> _The exercise_: Write out the material exactly, leaving every picture behind.

Dataset records:
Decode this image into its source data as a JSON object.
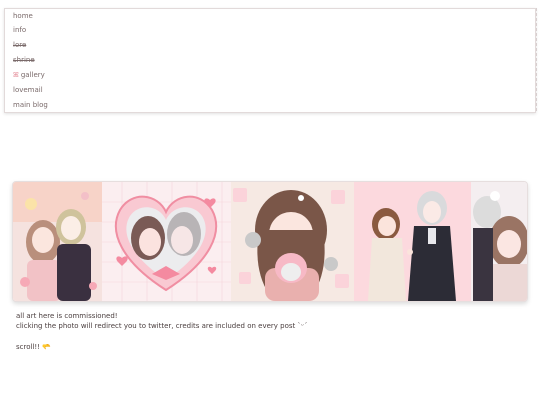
{
  "nav": {
    "items": [
      {
        "label": "home",
        "strike": false
      },
      {
        "label": "info",
        "strike": false
      },
      {
        "label": "lore",
        "strike": true
      },
      {
        "label": "shrine",
        "strike": true
      },
      {
        "label": "gallery",
        "strike": false,
        "icon": "ribbon-icon"
      },
      {
        "label": "lovemail",
        "strike": false
      },
      {
        "label": "main blog",
        "strike": false
      }
    ]
  },
  "gallery": {
    "images": [
      {
        "name": "art-couple-pastel",
        "accent": "#f3cbd0"
      },
      {
        "name": "art-heart-frame",
        "accent": "#f7c6cf"
      },
      {
        "name": "art-girl-plush",
        "accent": "#f6dde2"
      },
      {
        "name": "art-couple-pink-bg",
        "accent": "#fbd7dd"
      },
      {
        "name": "art-partial-couple",
        "accent": "#f1e6ea"
      }
    ]
  },
  "captions": {
    "line1": "all art here is commissioned!",
    "line2": "clicking the photo will redirect you to twitter, credits are included on every post `ᵕ´",
    "line3": "scroll!! 🫳"
  },
  "colors": {
    "accent_pink": "#e07a88",
    "text": "#4a3e3e",
    "nav_text": "#7a6a6a"
  }
}
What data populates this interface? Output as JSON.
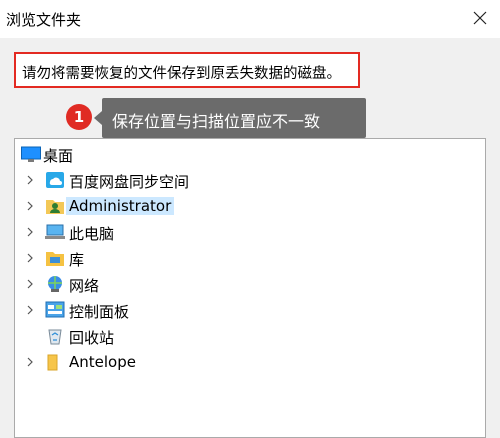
{
  "window": {
    "title": "浏览文件夹"
  },
  "notice": {
    "text": "请勿将需要恢复的文件保存到原丢失数据的磁盘。"
  },
  "callout": {
    "number": "1",
    "text": "保存位置与扫描位置应不一致"
  },
  "tree": {
    "root": {
      "label": "桌面",
      "icon": "desktop-icon"
    },
    "items": [
      {
        "label": "百度网盘同步空间",
        "icon": "cloud-folder-icon",
        "expandable": true
      },
      {
        "label": "Administrator",
        "icon": "user-folder-icon",
        "expandable": true,
        "selected": true
      },
      {
        "label": "此电脑",
        "icon": "computer-icon",
        "expandable": true
      },
      {
        "label": "库",
        "icon": "library-icon",
        "expandable": true
      },
      {
        "label": "网络",
        "icon": "network-icon",
        "expandable": true
      },
      {
        "label": "控制面板",
        "icon": "control-panel-icon",
        "expandable": true
      },
      {
        "label": "回收站",
        "icon": "recycle-bin-icon",
        "expandable": false
      },
      {
        "label": "Antelope",
        "icon": "folder-icon",
        "expandable": true
      }
    ]
  },
  "colors": {
    "highlight_border": "#e32a22",
    "badge": "#e02b24",
    "tooltip_bg": "#6b6b6b",
    "selection": "#cce8ff"
  }
}
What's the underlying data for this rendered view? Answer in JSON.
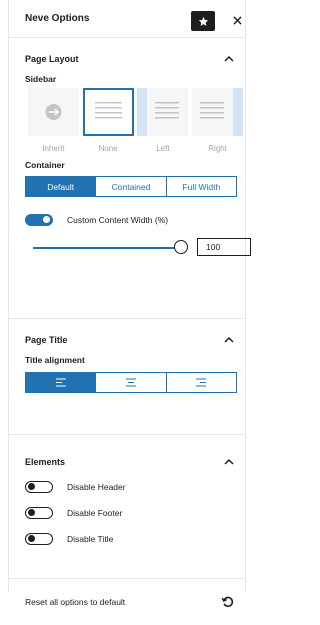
{
  "header": {
    "title": "Neve Options",
    "star_icon": "star-icon",
    "close_icon": "close-icon"
  },
  "page_layout": {
    "title": "Page Layout",
    "sidebar_label": "Sidebar",
    "options": [
      {
        "label": "Inherit",
        "icon": "inherit-icon"
      },
      {
        "label": "None",
        "selected": true
      },
      {
        "label": "Left"
      },
      {
        "label": "Right"
      }
    ],
    "container_label": "Container",
    "container_options": [
      "Default",
      "Contained",
      "Full Width"
    ],
    "container_selected": "Default",
    "custom_width_label": "Custom Content Width (%)",
    "custom_width_enabled": true,
    "custom_width_value": "100"
  },
  "page_title": {
    "title": "Page Title",
    "alignment_label": "Title alignment",
    "alignment_options": [
      "align-left-icon",
      "align-center-icon",
      "align-right-icon"
    ],
    "alignment_selected": "align-left-icon"
  },
  "elements": {
    "title": "Elements",
    "toggles": [
      {
        "label": "Disable Header",
        "enabled": false
      },
      {
        "label": "Disable Footer",
        "enabled": false
      },
      {
        "label": "Disable Title",
        "enabled": false
      }
    ]
  },
  "footer": {
    "reset_label": "Reset all options to default",
    "reset_icon": "reset-icon"
  },
  "colors": {
    "accent": "#2271b1",
    "text": "#1e1e1e",
    "muted": "#a0a5aa",
    "sidebar_fill": "#d4e4f7"
  }
}
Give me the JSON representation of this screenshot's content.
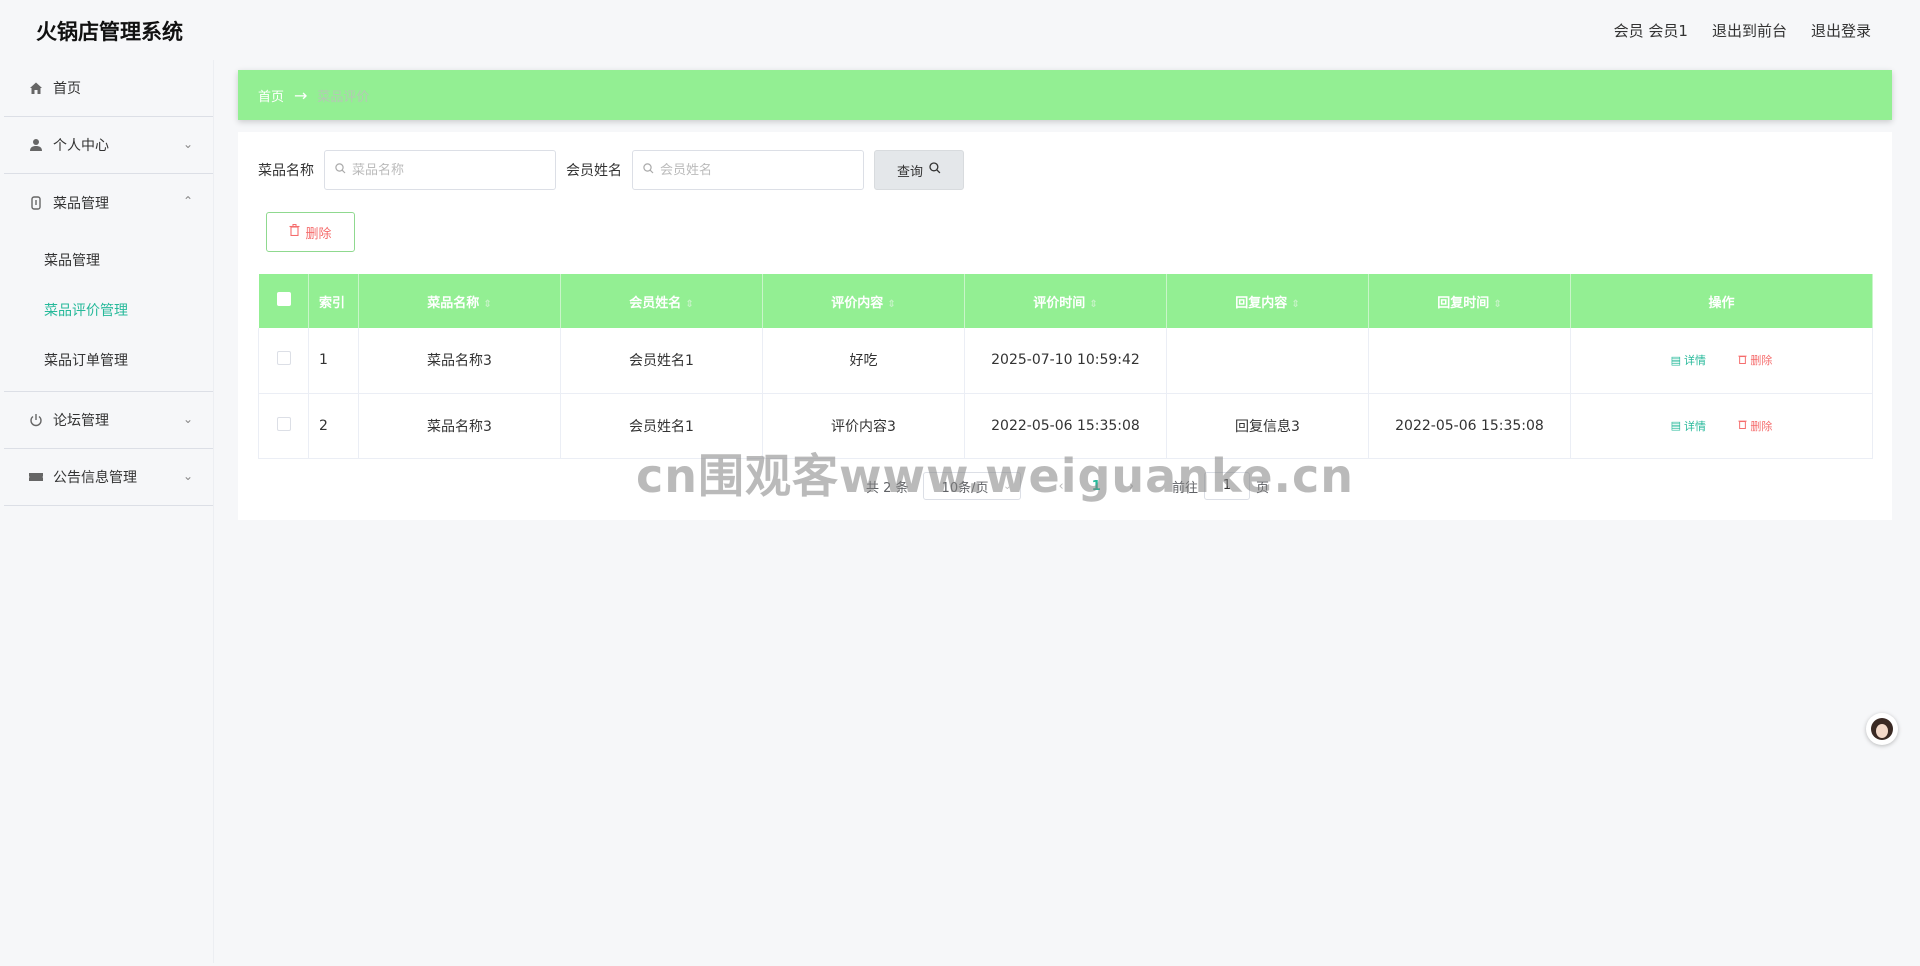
{
  "app": {
    "title": "火锅店管理系统"
  },
  "header": {
    "user_label": "会员 会员1",
    "back_to_front": "退出到前台",
    "logout": "退出登录"
  },
  "sidebar": {
    "items": [
      {
        "label": "首页",
        "icon": "home-icon"
      },
      {
        "label": "个人中心",
        "icon": "user-icon"
      },
      {
        "label": "菜品管理",
        "icon": "dish-icon",
        "children": [
          "菜品管理",
          "菜品评价管理",
          "菜品订单管理"
        ]
      },
      {
        "label": "论坛管理",
        "icon": "power-icon"
      },
      {
        "label": "公告信息管理",
        "icon": "ticket-icon"
      }
    ],
    "active_sub": "菜品评价管理"
  },
  "breadcrumb": {
    "home": "首页",
    "sep": "→",
    "current": "菜品评价"
  },
  "search": {
    "dish_label": "菜品名称",
    "dish_placeholder": "菜品名称",
    "member_label": "会员姓名",
    "member_placeholder": "会员姓名",
    "query_label": "查询"
  },
  "toolbar": {
    "delete_label": "删除"
  },
  "table": {
    "headers": [
      "索引",
      "菜品名称",
      "会员姓名",
      "评价内容",
      "评价时间",
      "回复内容",
      "回复时间",
      "操作"
    ],
    "rows": [
      {
        "index": "1",
        "dish": "菜品名称3",
        "member": "会员姓名1",
        "content": "好吃",
        "time": "2025-07-10 10:59:42",
        "reply": "",
        "reply_time": ""
      },
      {
        "index": "2",
        "dish": "菜品名称3",
        "member": "会员姓名1",
        "content": "评价内容3",
        "time": "2022-05-06 15:35:08",
        "reply": "回复信息3",
        "reply_time": "2022-05-06 15:35:08"
      }
    ],
    "detail_label": "详情",
    "remove_label": "删除"
  },
  "pagination": {
    "total": "共 2 条",
    "page_size": "10条/页",
    "prev": "‹",
    "current": "1",
    "next": "›",
    "goto_label": "前往",
    "goto_value": "1",
    "page_unit": "页"
  },
  "watermark": "cn围观客www.weiguanke.cn",
  "colors": {
    "accent": "#93ef93",
    "active_text": "#26b99a",
    "danger": "#f56c6c"
  }
}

> _Written reply_:
Decode this image into its source data as a JSON object.
{
  "nav": {
    "items": [
      {
        "label": "home",
        "strike": false
      },
      {
        "label": "info",
        "strike": false
      },
      {
        "label": "lore",
        "strike": true
      },
      {
        "label": "shrine",
        "strike": true
      },
      {
        "label": "gallery",
        "strike": false,
        "icon": "ribbon-icon"
      },
      {
        "label": "lovemail",
        "strike": false
      },
      {
        "label": "main blog",
        "strike": false
      }
    ]
  },
  "gallery": {
    "images": [
      {
        "name": "art-couple-pastel",
        "accent": "#f3cbd0"
      },
      {
        "name": "art-heart-frame",
        "accent": "#f7c6cf"
      },
      {
        "name": "art-girl-plush",
        "accent": "#f6dde2"
      },
      {
        "name": "art-couple-pink-bg",
        "accent": "#fbd7dd"
      },
      {
        "name": "art-partial-couple",
        "accent": "#f1e6ea"
      }
    ]
  },
  "captions": {
    "line1": "all art here is commissioned!",
    "line2": "clicking the photo will redirect you to twitter, credits are included on every post `ᵕ´",
    "line3": "scroll!! 🫳"
  },
  "colors": {
    "accent_pink": "#e07a88",
    "text": "#4a3e3e",
    "nav_text": "#7a6a6a"
  }
}
What data populates this interface? Output as JSON.
{
  "window": {
    "title": "浏览文件夹"
  },
  "notice": {
    "text": "请勿将需要恢复的文件保存到原丢失数据的磁盘。"
  },
  "callout": {
    "number": "1",
    "text": "保存位置与扫描位置应不一致"
  },
  "tree": {
    "root": {
      "label": "桌面",
      "icon": "desktop-icon"
    },
    "items": [
      {
        "label": "百度网盘同步空间",
        "icon": "cloud-folder-icon",
        "expandable": true
      },
      {
        "label": "Administrator",
        "icon": "user-folder-icon",
        "expandable": true,
        "selected": true
      },
      {
        "label": "此电脑",
        "icon": "computer-icon",
        "expandable": true
      },
      {
        "label": "库",
        "icon": "library-icon",
        "expandable": true
      },
      {
        "label": "网络",
        "icon": "network-icon",
        "expandable": true
      },
      {
        "label": "控制面板",
        "icon": "control-panel-icon",
        "expandable": true
      },
      {
        "label": "回收站",
        "icon": "recycle-bin-icon",
        "expandable": false
      },
      {
        "label": "Antelope",
        "icon": "folder-icon",
        "expandable": true
      }
    ]
  },
  "colors": {
    "highlight_border": "#e32a22",
    "badge": "#e02b24",
    "tooltip_bg": "#6b6b6b",
    "selection": "#cce8ff"
  }
}
What's the underlying data for this rendered view? Answer in JSON.
{
  "header": {
    "title": "Neve Options",
    "star_icon": "star-icon",
    "close_icon": "close-icon"
  },
  "page_layout": {
    "title": "Page Layout",
    "sidebar_label": "Sidebar",
    "options": [
      {
        "label": "Inherit",
        "icon": "inherit-icon"
      },
      {
        "label": "None",
        "selected": true
      },
      {
        "label": "Left"
      },
      {
        "label": "Right"
      }
    ],
    "container_label": "Container",
    "container_options": [
      "Default",
      "Contained",
      "Full Width"
    ],
    "container_selected": "Default",
    "custom_width_label": "Custom Content Width (%)",
    "custom_width_enabled": true,
    "custom_width_value": "100"
  },
  "page_title": {
    "title": "Page Title",
    "alignment_label": "Title alignment",
    "alignment_options": [
      "align-left-icon",
      "align-center-icon",
      "align-right-icon"
    ],
    "alignment_selected": "align-left-icon"
  },
  "elements": {
    "title": "Elements",
    "toggles": [
      {
        "label": "Disable Header",
        "enabled": false
      },
      {
        "label": "Disable Footer",
        "enabled": false
      },
      {
        "label": "Disable Title",
        "enabled": false
      }
    ]
  },
  "footer": {
    "reset_label": "Reset all options to default",
    "reset_icon": "reset-icon"
  },
  "colors": {
    "accent": "#2271b1",
    "text": "#1e1e1e",
    "muted": "#a0a5aa",
    "sidebar_fill": "#d4e4f7"
  }
}
Give me the JSON representation of this screenshot's content.
{
  "app": {
    "title": "火锅店管理系统"
  },
  "header": {
    "user_label": "会员 会员1",
    "back_to_front": "退出到前台",
    "logout": "退出登录"
  },
  "sidebar": {
    "items": [
      {
        "label": "首页",
        "icon": "home-icon"
      },
      {
        "label": "个人中心",
        "icon": "user-icon"
      },
      {
        "label": "菜品管理",
        "icon": "dish-icon",
        "children": [
          "菜品管理",
          "菜品评价管理",
          "菜品订单管理"
        ]
      },
      {
        "label": "论坛管理",
        "icon": "power-icon"
      },
      {
        "label": "公告信息管理",
        "icon": "ticket-icon"
      }
    ],
    "active_sub": "菜品评价管理"
  },
  "breadcrumb": {
    "home": "首页",
    "sep": "→",
    "current": "菜品评价"
  },
  "search": {
    "dish_label": "菜品名称",
    "dish_placeholder": "菜品名称",
    "member_label": "会员姓名",
    "member_placeholder": "会员姓名",
    "query_label": "查询"
  },
  "toolbar": {
    "delete_label": "删除"
  },
  "table": {
    "headers": [
      "索引",
      "菜品名称",
      "会员姓名",
      "评价内容",
      "评价时间",
      "回复内容",
      "回复时间",
      "操作"
    ],
    "rows": [
      {
        "index": "1",
        "dish": "菜品名称3",
        "member": "会员姓名1",
        "content": "好吃",
        "time": "2025-07-10 10:59:42",
        "reply": "",
        "reply_time": ""
      },
      {
        "index": "2",
        "dish": "菜品名称3",
        "member": "会员姓名1",
        "content": "评价内容3",
        "time": "2022-05-06 15:35:08",
        "reply": "回复信息3",
        "reply_time": "2022-05-06 15:35:08"
      }
    ],
    "detail_label": "详情",
    "remove_label": "删除"
  },
  "pagination": {
    "total": "共 2 条",
    "page_size": "10条/页",
    "prev": "‹",
    "current": "1",
    "next": "›",
    "goto_label": "前往",
    "goto_value": "1",
    "page_unit": "页"
  },
  "watermark": "cn围观客www.weiguanke.cn",
  "colors": {
    "accent": "#93ef93",
    "active_text": "#26b99a",
    "danger": "#f56c6c"
  }
}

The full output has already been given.